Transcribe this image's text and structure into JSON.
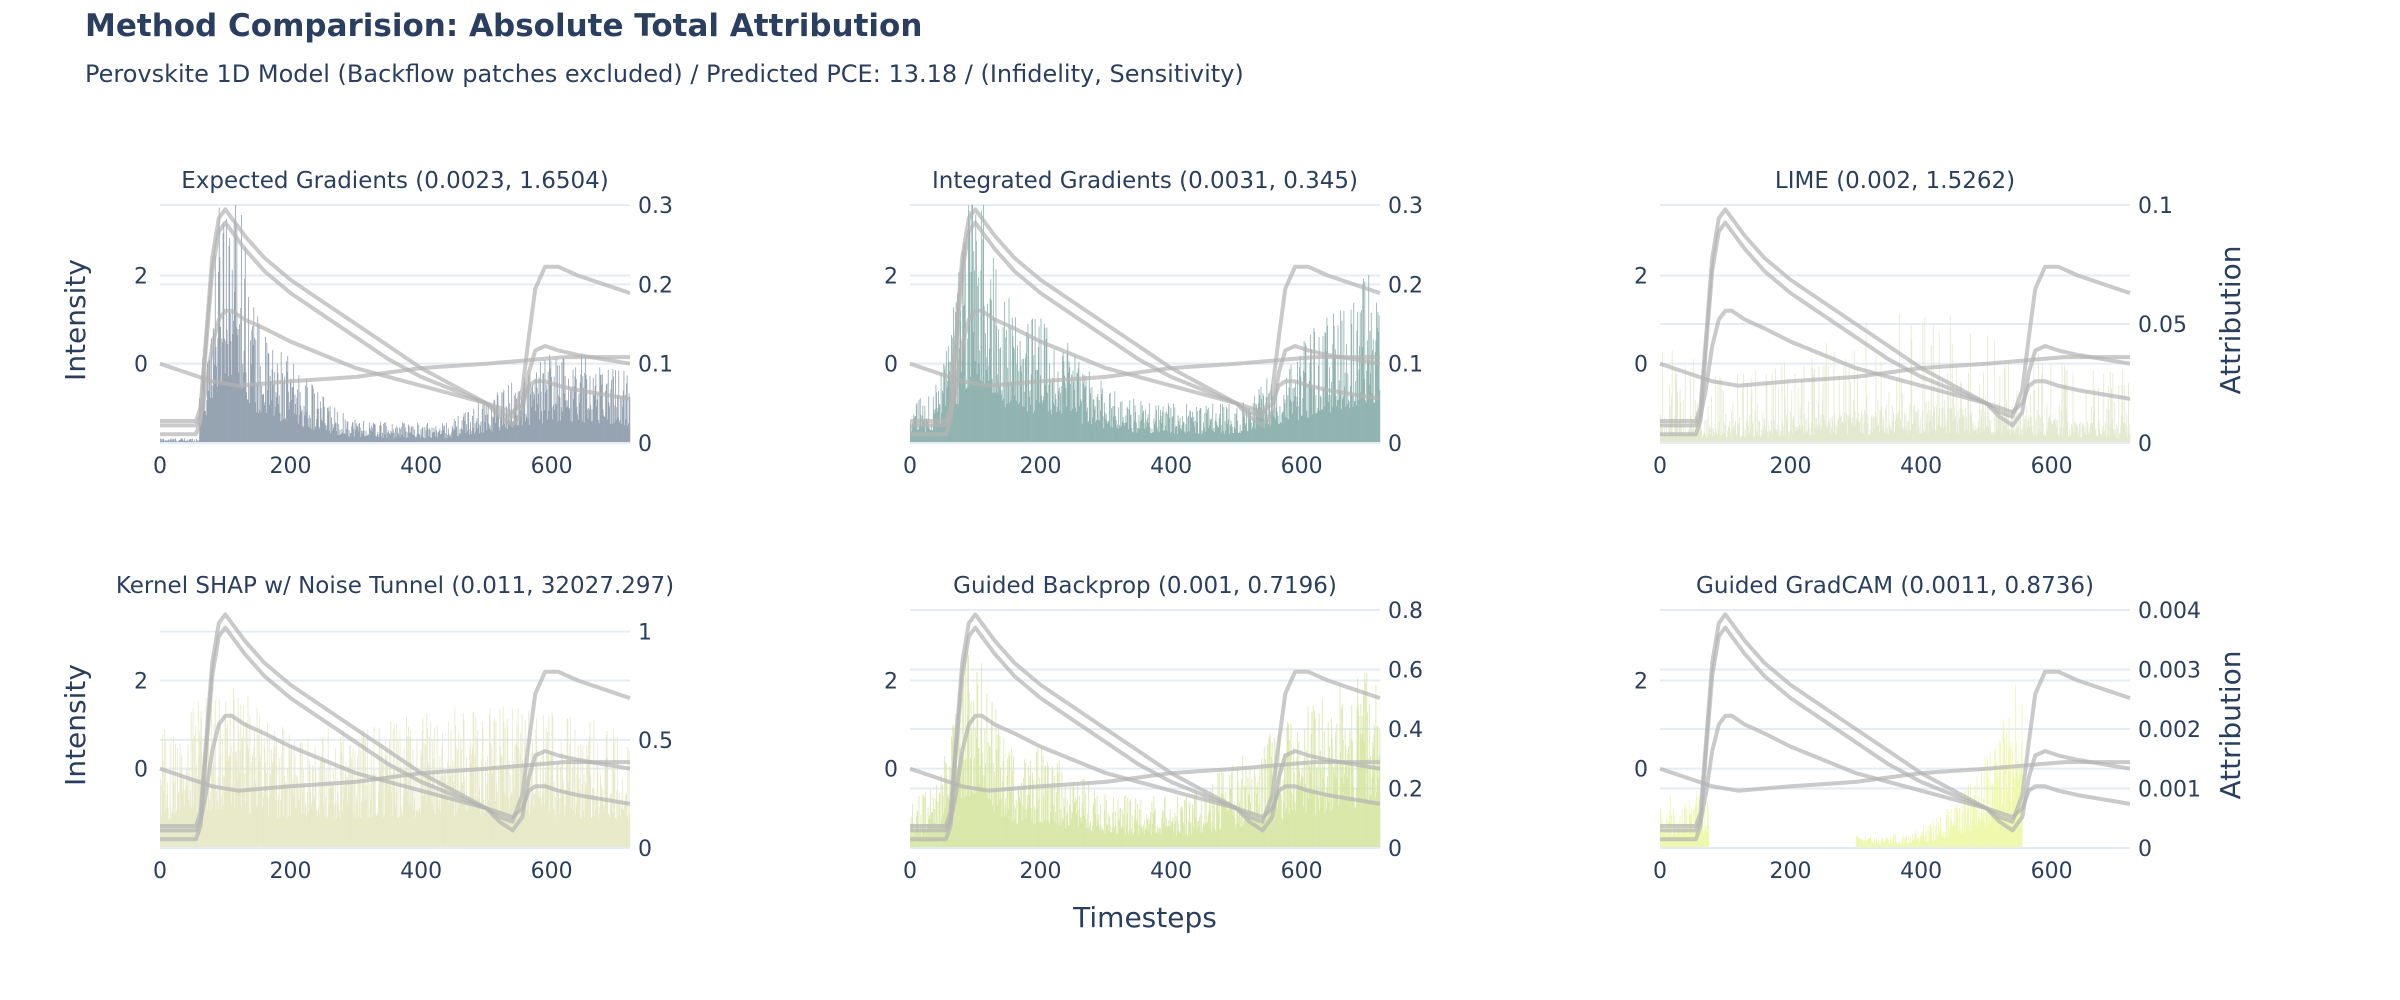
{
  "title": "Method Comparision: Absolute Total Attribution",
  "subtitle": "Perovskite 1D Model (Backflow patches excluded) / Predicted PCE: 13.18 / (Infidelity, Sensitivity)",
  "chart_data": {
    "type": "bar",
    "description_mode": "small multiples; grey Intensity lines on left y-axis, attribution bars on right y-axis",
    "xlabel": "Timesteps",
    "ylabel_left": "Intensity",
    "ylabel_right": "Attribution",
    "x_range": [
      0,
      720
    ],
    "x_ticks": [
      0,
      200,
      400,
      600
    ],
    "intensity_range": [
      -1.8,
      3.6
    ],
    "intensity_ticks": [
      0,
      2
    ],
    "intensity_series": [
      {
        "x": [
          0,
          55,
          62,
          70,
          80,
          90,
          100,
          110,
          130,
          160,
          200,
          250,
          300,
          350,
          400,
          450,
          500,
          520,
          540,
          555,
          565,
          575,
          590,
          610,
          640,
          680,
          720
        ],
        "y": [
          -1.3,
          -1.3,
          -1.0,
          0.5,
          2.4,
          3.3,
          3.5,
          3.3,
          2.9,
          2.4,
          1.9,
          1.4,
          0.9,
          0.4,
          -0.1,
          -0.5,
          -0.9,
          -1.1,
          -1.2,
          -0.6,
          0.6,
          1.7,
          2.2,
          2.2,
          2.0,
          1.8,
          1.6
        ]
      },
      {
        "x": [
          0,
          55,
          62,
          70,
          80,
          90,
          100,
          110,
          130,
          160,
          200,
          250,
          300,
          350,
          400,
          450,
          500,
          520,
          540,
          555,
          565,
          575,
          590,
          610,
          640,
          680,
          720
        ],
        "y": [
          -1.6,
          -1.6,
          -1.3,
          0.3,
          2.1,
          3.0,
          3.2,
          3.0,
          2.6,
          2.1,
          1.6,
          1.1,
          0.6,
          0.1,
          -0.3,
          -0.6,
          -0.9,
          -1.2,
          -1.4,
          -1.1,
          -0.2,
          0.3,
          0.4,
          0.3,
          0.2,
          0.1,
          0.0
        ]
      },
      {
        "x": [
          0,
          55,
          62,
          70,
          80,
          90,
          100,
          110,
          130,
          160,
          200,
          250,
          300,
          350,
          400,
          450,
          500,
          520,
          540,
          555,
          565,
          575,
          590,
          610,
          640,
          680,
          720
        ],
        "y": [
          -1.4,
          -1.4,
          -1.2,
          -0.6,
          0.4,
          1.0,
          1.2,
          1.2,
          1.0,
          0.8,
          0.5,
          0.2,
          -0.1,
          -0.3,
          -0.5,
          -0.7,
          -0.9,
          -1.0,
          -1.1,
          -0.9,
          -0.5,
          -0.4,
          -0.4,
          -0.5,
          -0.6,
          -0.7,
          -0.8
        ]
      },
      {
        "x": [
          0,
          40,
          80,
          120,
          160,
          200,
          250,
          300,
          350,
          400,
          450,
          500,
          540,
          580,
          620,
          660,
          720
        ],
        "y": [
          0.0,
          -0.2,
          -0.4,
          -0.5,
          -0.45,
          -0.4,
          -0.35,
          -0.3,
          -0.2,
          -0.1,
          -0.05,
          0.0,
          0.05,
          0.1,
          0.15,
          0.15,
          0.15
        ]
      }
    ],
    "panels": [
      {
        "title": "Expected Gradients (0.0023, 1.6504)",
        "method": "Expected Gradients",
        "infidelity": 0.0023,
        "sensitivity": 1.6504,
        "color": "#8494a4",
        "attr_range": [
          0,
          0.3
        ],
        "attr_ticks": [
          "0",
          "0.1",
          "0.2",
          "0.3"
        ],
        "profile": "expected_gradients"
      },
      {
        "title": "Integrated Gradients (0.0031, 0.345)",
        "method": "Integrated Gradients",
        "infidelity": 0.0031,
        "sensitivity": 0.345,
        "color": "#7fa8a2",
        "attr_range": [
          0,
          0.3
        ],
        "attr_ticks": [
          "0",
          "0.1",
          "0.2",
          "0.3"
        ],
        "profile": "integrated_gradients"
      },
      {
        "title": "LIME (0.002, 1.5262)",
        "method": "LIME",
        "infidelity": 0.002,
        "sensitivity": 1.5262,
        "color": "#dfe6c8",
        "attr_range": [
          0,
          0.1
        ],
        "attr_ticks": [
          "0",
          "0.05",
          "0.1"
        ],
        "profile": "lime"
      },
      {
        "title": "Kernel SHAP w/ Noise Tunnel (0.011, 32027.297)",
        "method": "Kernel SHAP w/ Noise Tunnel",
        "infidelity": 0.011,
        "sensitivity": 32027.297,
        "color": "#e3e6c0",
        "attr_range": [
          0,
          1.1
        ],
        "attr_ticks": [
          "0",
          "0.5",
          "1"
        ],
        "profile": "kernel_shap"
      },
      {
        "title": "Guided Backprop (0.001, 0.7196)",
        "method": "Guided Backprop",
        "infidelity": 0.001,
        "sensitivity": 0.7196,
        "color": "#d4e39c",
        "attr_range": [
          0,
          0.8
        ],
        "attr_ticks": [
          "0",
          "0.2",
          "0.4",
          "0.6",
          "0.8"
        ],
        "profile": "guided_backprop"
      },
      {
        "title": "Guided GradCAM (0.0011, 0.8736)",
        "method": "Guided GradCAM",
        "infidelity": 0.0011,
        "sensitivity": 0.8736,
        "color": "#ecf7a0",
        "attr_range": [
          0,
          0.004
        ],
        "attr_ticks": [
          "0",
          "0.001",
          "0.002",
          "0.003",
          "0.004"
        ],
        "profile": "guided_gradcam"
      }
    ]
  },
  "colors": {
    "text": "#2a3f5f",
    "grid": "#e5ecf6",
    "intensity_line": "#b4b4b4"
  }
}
==
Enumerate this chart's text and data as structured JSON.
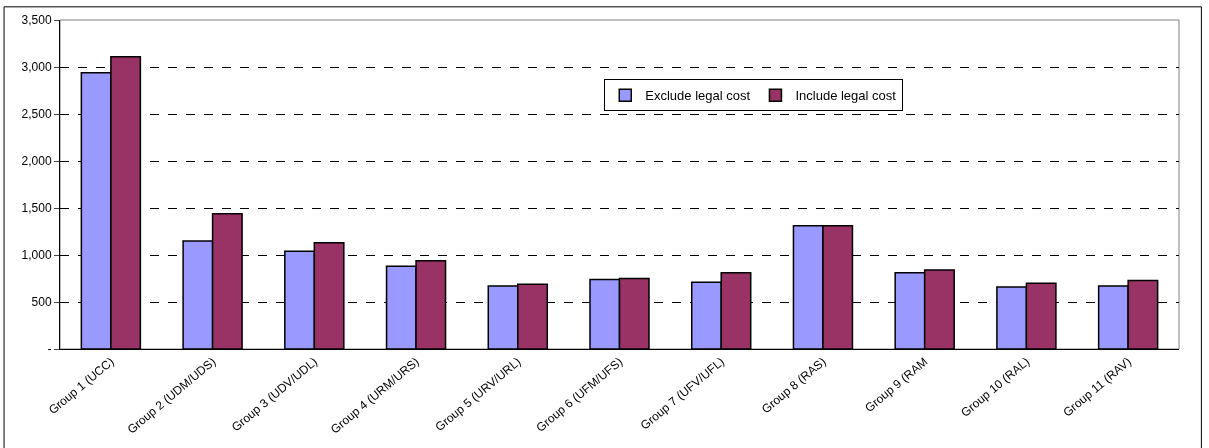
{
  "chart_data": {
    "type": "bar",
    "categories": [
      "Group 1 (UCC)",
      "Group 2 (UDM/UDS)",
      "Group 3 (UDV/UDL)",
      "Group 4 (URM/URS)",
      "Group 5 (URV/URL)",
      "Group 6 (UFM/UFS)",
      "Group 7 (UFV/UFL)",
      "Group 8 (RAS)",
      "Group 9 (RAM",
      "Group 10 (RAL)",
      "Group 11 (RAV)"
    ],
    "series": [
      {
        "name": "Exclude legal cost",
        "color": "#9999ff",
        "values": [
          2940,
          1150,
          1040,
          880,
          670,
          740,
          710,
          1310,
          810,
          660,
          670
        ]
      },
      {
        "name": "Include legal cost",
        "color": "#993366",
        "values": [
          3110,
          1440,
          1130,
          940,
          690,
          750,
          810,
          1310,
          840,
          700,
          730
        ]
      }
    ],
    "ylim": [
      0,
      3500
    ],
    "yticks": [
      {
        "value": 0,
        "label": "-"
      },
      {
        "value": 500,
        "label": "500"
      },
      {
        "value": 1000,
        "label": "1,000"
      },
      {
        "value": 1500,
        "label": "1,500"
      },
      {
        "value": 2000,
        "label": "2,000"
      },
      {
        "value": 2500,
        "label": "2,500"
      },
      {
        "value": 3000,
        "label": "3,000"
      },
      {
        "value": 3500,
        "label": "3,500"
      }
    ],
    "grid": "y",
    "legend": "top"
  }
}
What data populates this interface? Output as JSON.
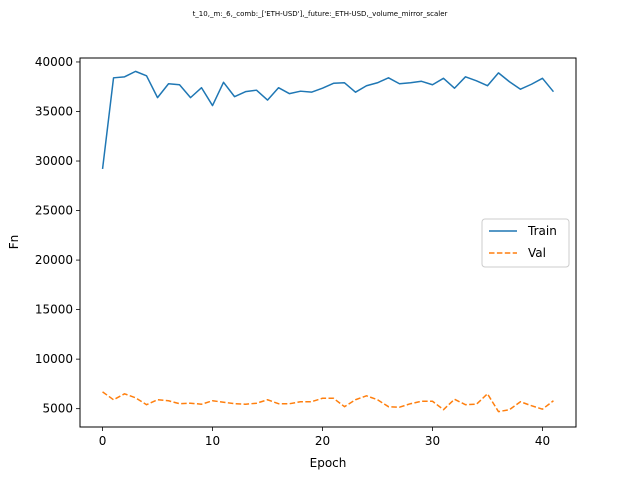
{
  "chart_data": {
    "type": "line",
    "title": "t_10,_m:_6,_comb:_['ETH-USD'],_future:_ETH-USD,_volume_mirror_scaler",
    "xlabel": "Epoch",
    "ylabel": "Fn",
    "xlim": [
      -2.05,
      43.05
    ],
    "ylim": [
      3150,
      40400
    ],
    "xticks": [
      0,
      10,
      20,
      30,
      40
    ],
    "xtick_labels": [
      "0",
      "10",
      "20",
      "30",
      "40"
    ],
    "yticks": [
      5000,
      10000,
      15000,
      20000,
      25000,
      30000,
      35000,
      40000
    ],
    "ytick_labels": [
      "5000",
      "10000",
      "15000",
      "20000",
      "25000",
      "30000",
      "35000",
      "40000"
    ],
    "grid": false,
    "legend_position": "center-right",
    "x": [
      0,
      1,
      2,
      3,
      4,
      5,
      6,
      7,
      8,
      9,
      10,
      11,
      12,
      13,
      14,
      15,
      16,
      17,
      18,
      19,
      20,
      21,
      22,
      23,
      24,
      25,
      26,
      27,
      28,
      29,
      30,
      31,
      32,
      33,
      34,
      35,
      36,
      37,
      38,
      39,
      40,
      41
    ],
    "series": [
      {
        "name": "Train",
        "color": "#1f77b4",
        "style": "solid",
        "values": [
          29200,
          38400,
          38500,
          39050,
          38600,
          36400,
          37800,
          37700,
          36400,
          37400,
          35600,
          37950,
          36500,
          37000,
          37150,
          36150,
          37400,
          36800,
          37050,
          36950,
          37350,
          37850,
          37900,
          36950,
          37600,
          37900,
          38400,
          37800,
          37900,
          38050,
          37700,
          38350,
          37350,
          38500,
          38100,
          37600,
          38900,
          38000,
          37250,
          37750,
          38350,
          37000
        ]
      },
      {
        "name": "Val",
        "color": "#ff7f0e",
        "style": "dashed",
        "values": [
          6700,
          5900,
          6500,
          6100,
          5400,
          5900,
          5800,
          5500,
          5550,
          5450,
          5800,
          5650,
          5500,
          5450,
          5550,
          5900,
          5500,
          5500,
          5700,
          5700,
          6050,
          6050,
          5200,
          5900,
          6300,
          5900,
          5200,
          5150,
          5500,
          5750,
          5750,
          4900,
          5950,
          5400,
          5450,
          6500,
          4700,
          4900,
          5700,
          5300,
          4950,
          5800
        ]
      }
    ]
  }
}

> BRIEF
Scan the entries above. Copy each line that has the string "JSON".

> ANSWER IN FULL
Transcribe this image's text and structure into JSON.
Enumerate this chart's text and data as structured JSON.
What data populates this interface? Output as JSON.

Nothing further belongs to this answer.